▶ _Aim_
Quote all entries exactly, leaving pictures aside.
* start Task input *
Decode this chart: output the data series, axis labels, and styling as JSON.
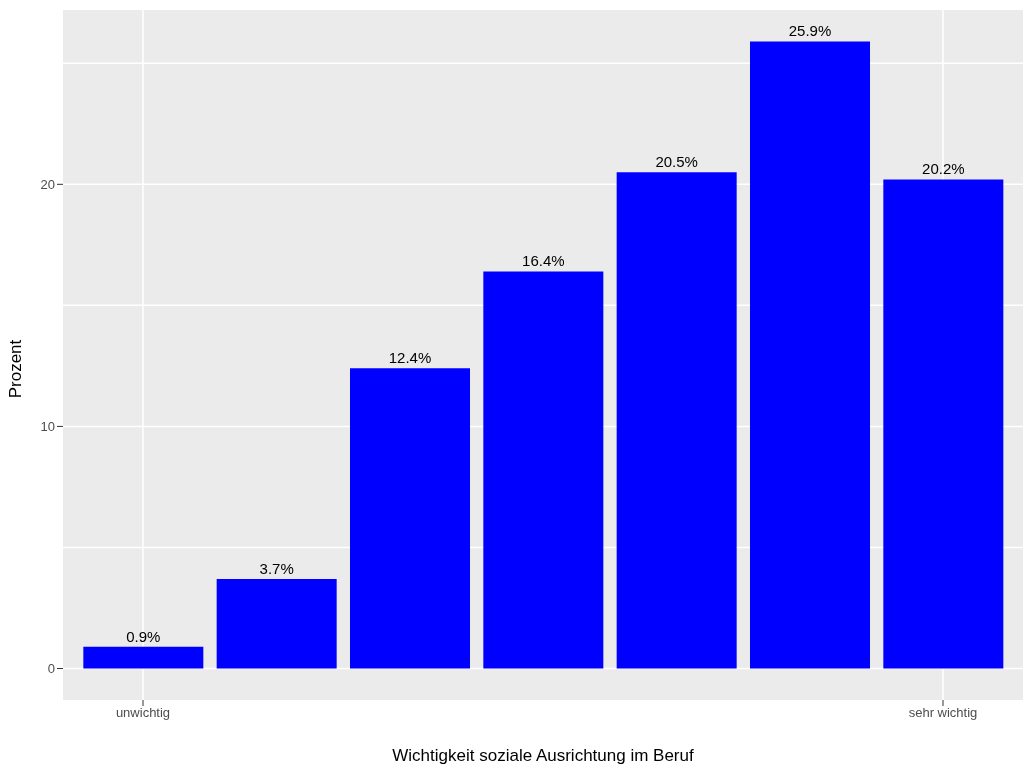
{
  "chart_data": {
    "type": "bar",
    "xlabel": "Wichtigkeit soziale Ausrichtung im Beruf",
    "ylabel": "Prozent",
    "categories": [
      "unwichtig",
      null,
      null,
      null,
      null,
      null,
      "sehr wichtig"
    ],
    "values": [
      0.9,
      3.7,
      12.4,
      16.4,
      20.5,
      25.9,
      20.2
    ],
    "value_labels": [
      "0.9%",
      "3.7%",
      "12.4%",
      "16.4%",
      "20.5%",
      "25.9%",
      "20.2%"
    ],
    "color": "#0000ff",
    "ylim": [
      -1.3,
      27.2
    ],
    "yticks": [
      0,
      10,
      20
    ],
    "grid": true
  }
}
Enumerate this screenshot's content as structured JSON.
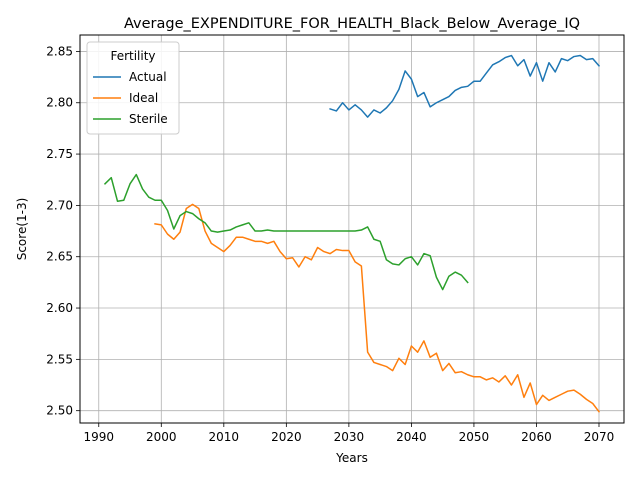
* end Task input *
▶ _Exercise output_
Decode this chart: output the data series, axis labels, and styling as JSON.
{
  "chart_data": {
    "type": "bar",
    "xlabel": "Wichtigkeit soziale Ausrichtung im Beruf",
    "ylabel": "Prozent",
    "categories": [
      "unwichtig",
      null,
      null,
      null,
      null,
      null,
      "sehr wichtig"
    ],
    "values": [
      0.9,
      3.7,
      12.4,
      16.4,
      20.5,
      25.9,
      20.2
    ],
    "value_labels": [
      "0.9%",
      "3.7%",
      "12.4%",
      "16.4%",
      "20.5%",
      "25.9%",
      "20.2%"
    ],
    "color": "#0000ff",
    "ylim": [
      -1.3,
      27.2
    ],
    "yticks": [
      0,
      10,
      20
    ],
    "grid": true
  }
}
Enumerate this screenshot's content as structured JSON.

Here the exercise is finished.